*Exercise details*. Could you transcribe every record below exactly as written, leaving out any pictures?

*Input records*.
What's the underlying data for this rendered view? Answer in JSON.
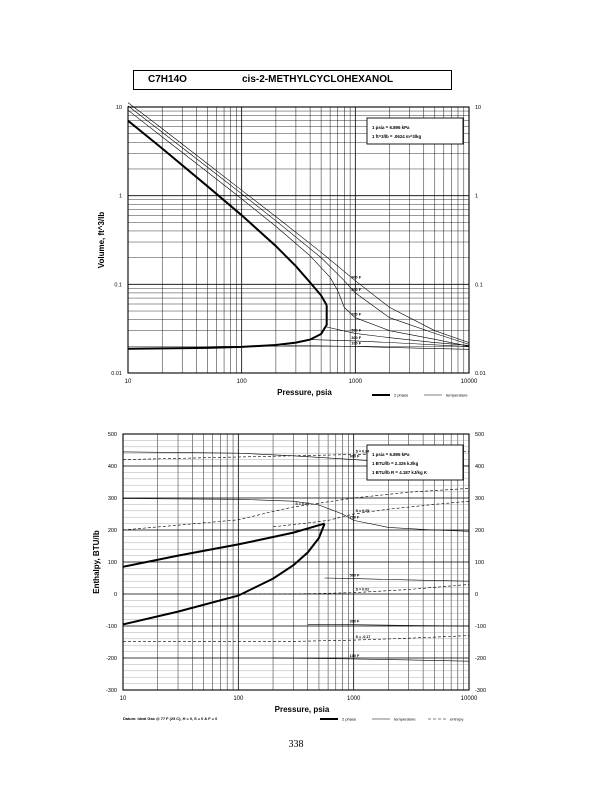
{
  "header": {
    "formula": "C7H14O",
    "compound": "cis-2-METHYLCYCLOHEXANOL"
  },
  "page_number": "338",
  "legend_2phase": "2 phase",
  "legend_temperature": "temperature",
  "legend_entropy": "entropy",
  "datum_note": "Datum: Ideal Gas @ 77 F (25 C), H = 0, S = 0 & F = 0",
  "chart_data": [
    {
      "type": "line",
      "title": "",
      "xlabel": "Pressure, psia",
      "ylabel": "Volume, ft^3/lb",
      "xscale": "log",
      "yscale": "log",
      "xlim": [
        10,
        10000
      ],
      "ylim": [
        0.01,
        10
      ],
      "xticks": [
        "10",
        "100",
        "1000",
        "10000"
      ],
      "yticks": [
        "0.01",
        "0.1",
        "1",
        "10"
      ],
      "conversions": [
        "1 psia = 6.895 kPa",
        "1 ft^3/lb = .0624 m^3/kg"
      ],
      "grid": true,
      "two_phase": {
        "vapor": [
          [
            10,
            7.0
          ],
          [
            20,
            3.4
          ],
          [
            50,
            1.28
          ],
          [
            100,
            0.6
          ],
          [
            200,
            0.27
          ],
          [
            300,
            0.16
          ],
          [
            400,
            0.105
          ],
          [
            500,
            0.075
          ],
          [
            560,
            0.058
          ]
        ],
        "liquid": [
          [
            10,
            0.0188
          ],
          [
            50,
            0.0192
          ],
          [
            100,
            0.0197
          ],
          [
            200,
            0.0207
          ],
          [
            300,
            0.022
          ],
          [
            400,
            0.0238
          ],
          [
            500,
            0.0275
          ],
          [
            560,
            0.035
          ],
          [
            560,
            0.058
          ]
        ]
      },
      "isotherms": [
        {
          "label": "900 F",
          "points": [
            [
              10,
              11.2
            ],
            [
              20,
              5.7
            ],
            [
              50,
              2.3
            ],
            [
              100,
              1.15
            ],
            [
              200,
              0.58
            ],
            [
              500,
              0.23
            ],
            [
              1000,
              0.11
            ],
            [
              2000,
              0.055
            ],
            [
              5000,
              0.03
            ],
            [
              10000,
              0.022
            ]
          ]
        },
        {
          "label": "800 F",
          "points": [
            [
              10,
              10.3
            ],
            [
              20,
              5.2
            ],
            [
              50,
              2.1
            ],
            [
              100,
              1.05
            ],
            [
              200,
              0.52
            ],
            [
              500,
              0.2
            ],
            [
              800,
              0.11
            ],
            [
              1000,
              0.08
            ],
            [
              2000,
              0.042
            ],
            [
              5000,
              0.028
            ],
            [
              10000,
              0.021
            ]
          ]
        },
        {
          "label": "700 F",
          "points": [
            [
              10,
              9.2
            ],
            [
              20,
              4.6
            ],
            [
              50,
              1.85
            ],
            [
              100,
              0.92
            ],
            [
              200,
              0.45
            ],
            [
              400,
              0.21
            ],
            [
              600,
              0.12
            ],
            [
              700,
              0.085
            ],
            [
              800,
              0.055
            ],
            [
              1000,
              0.042
            ],
            [
              2000,
              0.03
            ],
            [
              5000,
              0.024
            ],
            [
              10000,
              0.02
            ]
          ]
        },
        {
          "label": "500 F",
          "points": [
            [
              560,
              0.033
            ],
            [
              1000,
              0.028
            ],
            [
              2000,
              0.025
            ],
            [
              5000,
              0.022
            ],
            [
              10000,
              0.0205
            ]
          ]
        },
        {
          "label": "300 F",
          "points": [
            [
              400,
              0.0238
            ],
            [
              1000,
              0.023
            ],
            [
              3000,
              0.0215
            ],
            [
              10000,
              0.0198
            ]
          ]
        },
        {
          "label": "100 F",
          "points": [
            [
              200,
              0.0207
            ],
            [
              1000,
              0.0199
            ],
            [
              3000,
              0.0192
            ],
            [
              10000,
              0.0185
            ]
          ]
        }
      ]
    },
    {
      "type": "line",
      "title": "",
      "xlabel": "Pressure, psia",
      "ylabel": "Enthalpy, BTU/lb",
      "xscale": "log",
      "yscale": "linear",
      "xlim": [
        10,
        10000
      ],
      "ylim": [
        -300,
        500
      ],
      "xticks": [
        "10",
        "100",
        "1000",
        "10000"
      ],
      "yticks": [
        "-300",
        "-200",
        "-100",
        "0",
        "100",
        "200",
        "300",
        "400",
        "500"
      ],
      "conversions": [
        "1 psia = 6.895 kPa",
        "1 BTU/lb = 2.326 kJ/kg",
        "1 BTU/lb R = 4.187 kJ/kg K"
      ],
      "grid": true,
      "two_phase": {
        "vapor": [
          [
            10,
            85
          ],
          [
            30,
            120
          ],
          [
            100,
            155
          ],
          [
            200,
            178
          ],
          [
            300,
            192
          ],
          [
            400,
            205
          ],
          [
            500,
            215
          ],
          [
            560,
            220
          ]
        ],
        "liquid": [
          [
            10,
            -95
          ],
          [
            30,
            -55
          ],
          [
            100,
            -5
          ],
          [
            200,
            48
          ],
          [
            300,
            90
          ],
          [
            400,
            130
          ],
          [
            500,
            175
          ],
          [
            560,
            220
          ]
        ]
      },
      "isotherms": [
        {
          "label": "900 F",
          "points": [
            [
              10,
              444
            ],
            [
              100,
              440
            ],
            [
              300,
              432
            ],
            [
              1000,
              420
            ],
            [
              3000,
              408
            ],
            [
              10000,
              400
            ]
          ]
        },
        {
          "label": "700 F",
          "points": [
            [
              10,
              298
            ],
            [
              100,
              296
            ],
            [
              300,
              290
            ],
            [
              500,
              278
            ],
            [
              800,
              250
            ],
            [
              1000,
              230
            ],
            [
              2000,
              208
            ],
            [
              5000,
              200
            ],
            [
              10000,
              196
            ]
          ]
        },
        {
          "label": "500 F",
          "points": [
            [
              560,
              50
            ],
            [
              1000,
              48
            ],
            [
              3000,
              44
            ],
            [
              10000,
              40
            ]
          ]
        },
        {
          "label": "300 F",
          "points": [
            [
              400,
              -96
            ],
            [
              1000,
              -96
            ],
            [
              3000,
              -98
            ],
            [
              10000,
              -100
            ]
          ]
        },
        {
          "label": "100 F",
          "points": [
            [
              200,
              -200
            ],
            [
              1000,
              -203
            ],
            [
              3000,
              -206
            ],
            [
              10000,
              -210
            ]
          ]
        }
      ],
      "entropy_lines": [
        {
          "label": "S = 0.34",
          "points": [
            [
              10,
              420
            ],
            [
              100,
              428
            ],
            [
              300,
              432
            ],
            [
              1000,
              436
            ],
            [
              3000,
              440
            ],
            [
              10000,
              445
            ]
          ]
        },
        {
          "label": "S = 0.27",
          "points": [
            [
              10,
              200
            ],
            [
              100,
              232
            ],
            [
              200,
              258
            ],
            [
              300,
              272
            ],
            [
              1000,
              300
            ],
            [
              3000,
              318
            ],
            [
              10000,
              330
            ]
          ]
        },
        {
          "label": "S = 0.25",
          "points": [
            [
              200,
              210
            ],
            [
              400,
              222
            ],
            [
              600,
              230
            ],
            [
              1000,
              250
            ],
            [
              2000,
              265
            ],
            [
              5000,
              280
            ],
            [
              10000,
              290
            ]
          ]
        },
        {
          "label": "S = 0.02",
          "points": [
            [
              100,
              0
            ],
            [
              300,
              0
            ],
            [
              1000,
              4
            ],
            [
              3000,
              14
            ],
            [
              10000,
              30
            ]
          ]
        },
        {
          "label": "S = -0.17",
          "points": [
            [
              10,
              -148
            ],
            [
              100,
              -148
            ],
            [
              300,
              -148
            ],
            [
              1000,
              -144
            ],
            [
              3000,
              -138
            ],
            [
              10000,
              -130
            ]
          ]
        }
      ]
    }
  ]
}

*Final answer*.
What's the underlying data for this rendered view? Answer in JSON.
{
  "header": {
    "formula": "C7H14O",
    "compound": "cis-2-METHYLCYCLOHEXANOL"
  },
  "page_number": "338",
  "legend_2phase": "2 phase",
  "legend_temperature": "temperature",
  "legend_entropy": "entropy",
  "datum_note": "Datum: Ideal Gas @ 77 F (25 C), H = 0, S = 0 & F = 0",
  "chart_data": [
    {
      "type": "line",
      "title": "",
      "xlabel": "Pressure, psia",
      "ylabel": "Volume, ft^3/lb",
      "xscale": "log",
      "yscale": "log",
      "xlim": [
        10,
        10000
      ],
      "ylim": [
        0.01,
        10
      ],
      "xticks": [
        "10",
        "100",
        "1000",
        "10000"
      ],
      "yticks": [
        "0.01",
        "0.1",
        "1",
        "10"
      ],
      "conversions": [
        "1 psia = 6.895 kPa",
        "1 ft^3/lb = .0624 m^3/kg"
      ],
      "grid": true,
      "two_phase": {
        "vapor": [
          [
            10,
            7.0
          ],
          [
            20,
            3.4
          ],
          [
            50,
            1.28
          ],
          [
            100,
            0.6
          ],
          [
            200,
            0.27
          ],
          [
            300,
            0.16
          ],
          [
            400,
            0.105
          ],
          [
            500,
            0.075
          ],
          [
            560,
            0.058
          ]
        ],
        "liquid": [
          [
            10,
            0.0188
          ],
          [
            50,
            0.0192
          ],
          [
            100,
            0.0197
          ],
          [
            200,
            0.0207
          ],
          [
            300,
            0.022
          ],
          [
            400,
            0.0238
          ],
          [
            500,
            0.0275
          ],
          [
            560,
            0.035
          ],
          [
            560,
            0.058
          ]
        ]
      },
      "isotherms": [
        {
          "label": "900 F",
          "points": [
            [
              10,
              11.2
            ],
            [
              20,
              5.7
            ],
            [
              50,
              2.3
            ],
            [
              100,
              1.15
            ],
            [
              200,
              0.58
            ],
            [
              500,
              0.23
            ],
            [
              1000,
              0.11
            ],
            [
              2000,
              0.055
            ],
            [
              5000,
              0.03
            ],
            [
              10000,
              0.022
            ]
          ]
        },
        {
          "label": "800 F",
          "points": [
            [
              10,
              10.3
            ],
            [
              20,
              5.2
            ],
            [
              50,
              2.1
            ],
            [
              100,
              1.05
            ],
            [
              200,
              0.52
            ],
            [
              500,
              0.2
            ],
            [
              800,
              0.11
            ],
            [
              1000,
              0.08
            ],
            [
              2000,
              0.042
            ],
            [
              5000,
              0.028
            ],
            [
              10000,
              0.021
            ]
          ]
        },
        {
          "label": "700 F",
          "points": [
            [
              10,
              9.2
            ],
            [
              20,
              4.6
            ],
            [
              50,
              1.85
            ],
            [
              100,
              0.92
            ],
            [
              200,
              0.45
            ],
            [
              400,
              0.21
            ],
            [
              600,
              0.12
            ],
            [
              700,
              0.085
            ],
            [
              800,
              0.055
            ],
            [
              1000,
              0.042
            ],
            [
              2000,
              0.03
            ],
            [
              5000,
              0.024
            ],
            [
              10000,
              0.02
            ]
          ]
        },
        {
          "label": "500 F",
          "points": [
            [
              560,
              0.033
            ],
            [
              1000,
              0.028
            ],
            [
              2000,
              0.025
            ],
            [
              5000,
              0.022
            ],
            [
              10000,
              0.0205
            ]
          ]
        },
        {
          "label": "300 F",
          "points": [
            [
              400,
              0.0238
            ],
            [
              1000,
              0.023
            ],
            [
              3000,
              0.0215
            ],
            [
              10000,
              0.0198
            ]
          ]
        },
        {
          "label": "100 F",
          "points": [
            [
              200,
              0.0207
            ],
            [
              1000,
              0.0199
            ],
            [
              3000,
              0.0192
            ],
            [
              10000,
              0.0185
            ]
          ]
        }
      ]
    },
    {
      "type": "line",
      "title": "",
      "xlabel": "Pressure, psia",
      "ylabel": "Enthalpy, BTU/lb",
      "xscale": "log",
      "yscale": "linear",
      "xlim": [
        10,
        10000
      ],
      "ylim": [
        -300,
        500
      ],
      "xticks": [
        "10",
        "100",
        "1000",
        "10000"
      ],
      "yticks": [
        "-300",
        "-200",
        "-100",
        "0",
        "100",
        "200",
        "300",
        "400",
        "500"
      ],
      "conversions": [
        "1 psia = 6.895 kPa",
        "1 BTU/lb = 2.326 kJ/kg",
        "1 BTU/lb R = 4.187 kJ/kg K"
      ],
      "grid": true,
      "two_phase": {
        "vapor": [
          [
            10,
            85
          ],
          [
            30,
            120
          ],
          [
            100,
            155
          ],
          [
            200,
            178
          ],
          [
            300,
            192
          ],
          [
            400,
            205
          ],
          [
            500,
            215
          ],
          [
            560,
            220
          ]
        ],
        "liquid": [
          [
            10,
            -95
          ],
          [
            30,
            -55
          ],
          [
            100,
            -5
          ],
          [
            200,
            48
          ],
          [
            300,
            90
          ],
          [
            400,
            130
          ],
          [
            500,
            175
          ],
          [
            560,
            220
          ]
        ]
      },
      "isotherms": [
        {
          "label": "900 F",
          "points": [
            [
              10,
              444
            ],
            [
              100,
              440
            ],
            [
              300,
              432
            ],
            [
              1000,
              420
            ],
            [
              3000,
              408
            ],
            [
              10000,
              400
            ]
          ]
        },
        {
          "label": "700 F",
          "points": [
            [
              10,
              298
            ],
            [
              100,
              296
            ],
            [
              300,
              290
            ],
            [
              500,
              278
            ],
            [
              800,
              250
            ],
            [
              1000,
              230
            ],
            [
              2000,
              208
            ],
            [
              5000,
              200
            ],
            [
              10000,
              196
            ]
          ]
        },
        {
          "label": "500 F",
          "points": [
            [
              560,
              50
            ],
            [
              1000,
              48
            ],
            [
              3000,
              44
            ],
            [
              10000,
              40
            ]
          ]
        },
        {
          "label": "300 F",
          "points": [
            [
              400,
              -96
            ],
            [
              1000,
              -96
            ],
            [
              3000,
              -98
            ],
            [
              10000,
              -100
            ]
          ]
        },
        {
          "label": "100 F",
          "points": [
            [
              200,
              -200
            ],
            [
              1000,
              -203
            ],
            [
              3000,
              -206
            ],
            [
              10000,
              -210
            ]
          ]
        }
      ],
      "entropy_lines": [
        {
          "label": "S = 0.34",
          "points": [
            [
              10,
              420
            ],
            [
              100,
              428
            ],
            [
              300,
              432
            ],
            [
              1000,
              436
            ],
            [
              3000,
              440
            ],
            [
              10000,
              445
            ]
          ]
        },
        {
          "label": "S = 0.27",
          "points": [
            [
              10,
              200
            ],
            [
              100,
              232
            ],
            [
              200,
              258
            ],
            [
              300,
              272
            ],
            [
              1000,
              300
            ],
            [
              3000,
              318
            ],
            [
              10000,
              330
            ]
          ]
        },
        {
          "label": "S = 0.25",
          "points": [
            [
              200,
              210
            ],
            [
              400,
              222
            ],
            [
              600,
              230
            ],
            [
              1000,
              250
            ],
            [
              2000,
              265
            ],
            [
              5000,
              280
            ],
            [
              10000,
              290
            ]
          ]
        },
        {
          "label": "S = 0.02",
          "points": [
            [
              100,
              0
            ],
            [
              300,
              0
            ],
            [
              1000,
              4
            ],
            [
              3000,
              14
            ],
            [
              10000,
              30
            ]
          ]
        },
        {
          "label": "S = -0.17",
          "points": [
            [
              10,
              -148
            ],
            [
              100,
              -148
            ],
            [
              300,
              -148
            ],
            [
              1000,
              -144
            ],
            [
              3000,
              -138
            ],
            [
              10000,
              -130
            ]
          ]
        }
      ]
    }
  ]
}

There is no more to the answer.